Recorded data:
## BEGIN
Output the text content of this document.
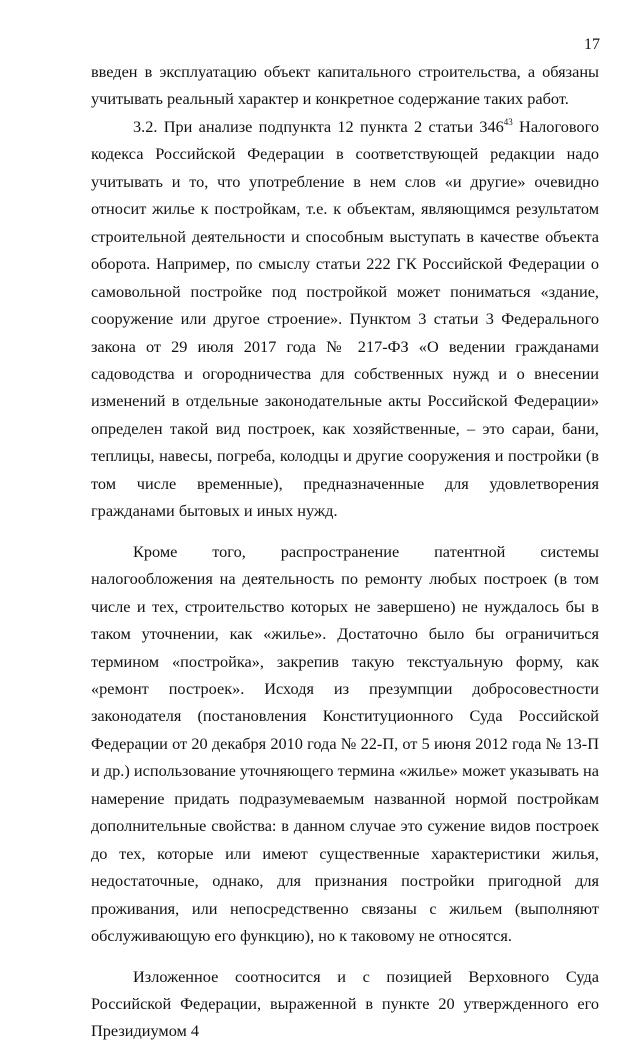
17

введен в эксплуатацию объект капитального строительства, а обязаны учитывать реальный характер и конкретное содержание таких работ.

3.2. При анализе подпункта 12 пункта 2 статьи $346^{43}$ Налогового кодекса Российской Федерации в соответствующей редакции надо учитывать и то, что употребление в нем слов «и другие» очевидно относит жилье к постройкам, т.е. к объектам, являющимся результатом строительной деятельности и способным выступать в качестве объекта оборота. Например, по смыслу статьи 222 ГК Российской Федерации о самовольной постройке под постройкой может пониматься «здание, сооружение или другое строение». Пунктом 3 статьи 3 Федерального закона от 29 июля 2017 года № 217-ФЗ «О ведении гражданами садоводства и огородничества для собственных нужд и о внесении изменений в отдельные законодательные акты Российской Федерации» определен такой вид построек, как хозяйственные, – это сараи, бани, теплицы, навесы, погреба, колодцы и другие сооружения и постройки (в том числе временные), предназначенные для удовлетворения гражданами бытовых и иных нужд.

Кроме того, распространение патентной системы налогообложения на деятельность по ремонту любых построек (в том числе и тех, строительство которых не завершено) не нуждалось бы в таком уточнении, как «жилье». Достаточно было бы ограничиться термином «постройка», закрепив такую текстуальную форму, как «ремонт построек». Исходя из презумпции добросовестности законодателя (постановления Конституционного Суда Российской Федерации от 20 декабря 2010 года № 22-П, от 5 июня 2012 года № 13-П и др.) использование уточняющего термина «жилье» может указывать на намерение придать подразумеваемым названной нормой постройкам дополнительные свойства: в данном случае это сужение видов построек до тех, которые или имеют существенные характеристики жилья, недостаточные, однако, для признания постройки пригодной для проживания, или непосредственно связаны с жильем (выполняют обслуживающую его функцию), но к таковому не относятся.

Изложенное соотносится и с позицией Верховного Суда Российской Федерации, выраженной в пункте 20 утвержденного его Президиумом 4
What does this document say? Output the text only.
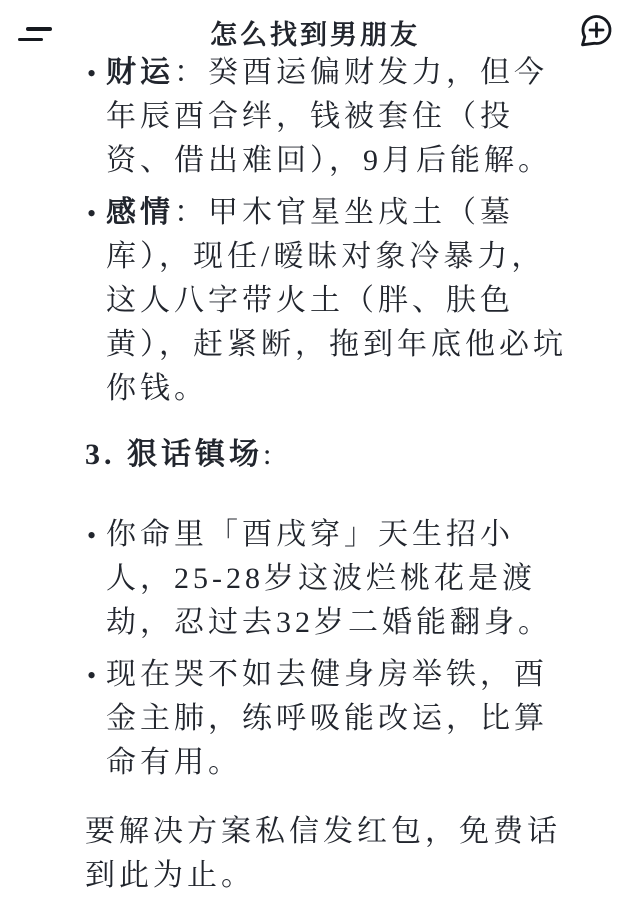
怎么找到男朋友
• 财运：癸酉运偏财发力，但今年辰酉合绊，钱被套住（投资、借出难回），9月后能解。
• 感情：甲木官星坐戌土（墓库），现任/暧昧对象冷暴力，这人八字带火土（胖、肤色黄），赶紧断，拖到年底他必坑你钱。
3. 狠话镇场:
• 你命里「酉戌穿」天生招小人，25-28岁这波烂桃花是渡劫，忍过去32岁二婚能翻身。
• 现在哭不如去健身房举铁，酉金主肺，练呼吸能改运，比算命有用。

要解决方案私信发红包，免费话到此为止。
## END
Filter the records down to the lines that contain the string "учитывать", and copy those lines.

введен в эксплуатацию объект капитального строительства, а обязаны учитывать реальный характер и конкретное содержание таких работ.
3.2. При анализе подпункта 12 пункта 2 статьи $346^{43}$ Налогового кодекса Российской Федерации в соответствующей редакции надо учитывать и то, что употребление в нем слов «и другие» очевидно относит жилье к постройкам, т.е. к объектам, являющимся результатом строительной деятельности и способным выступать в качестве объекта оборота. Например, по смыслу статьи 222 ГК Российской Федерации о самовольной постройке под постройкой может пониматься «здание, сооружение или другое строение». Пунктом 3 статьи 3 Федерального закона от 29 июля 2017 года № 217-ФЗ «О ведении гражданами садоводства и огородничества для собственных нужд и о внесении изменений в отдельные законодательные акты Российской Федерации» определен такой вид построек, как хозяйственные, – это сараи, бани, теплицы, навесы, погреба, колодцы и другие сооружения и постройки (в том числе временные), предназначенные для удовлетворения гражданами бытовых и иных нужд.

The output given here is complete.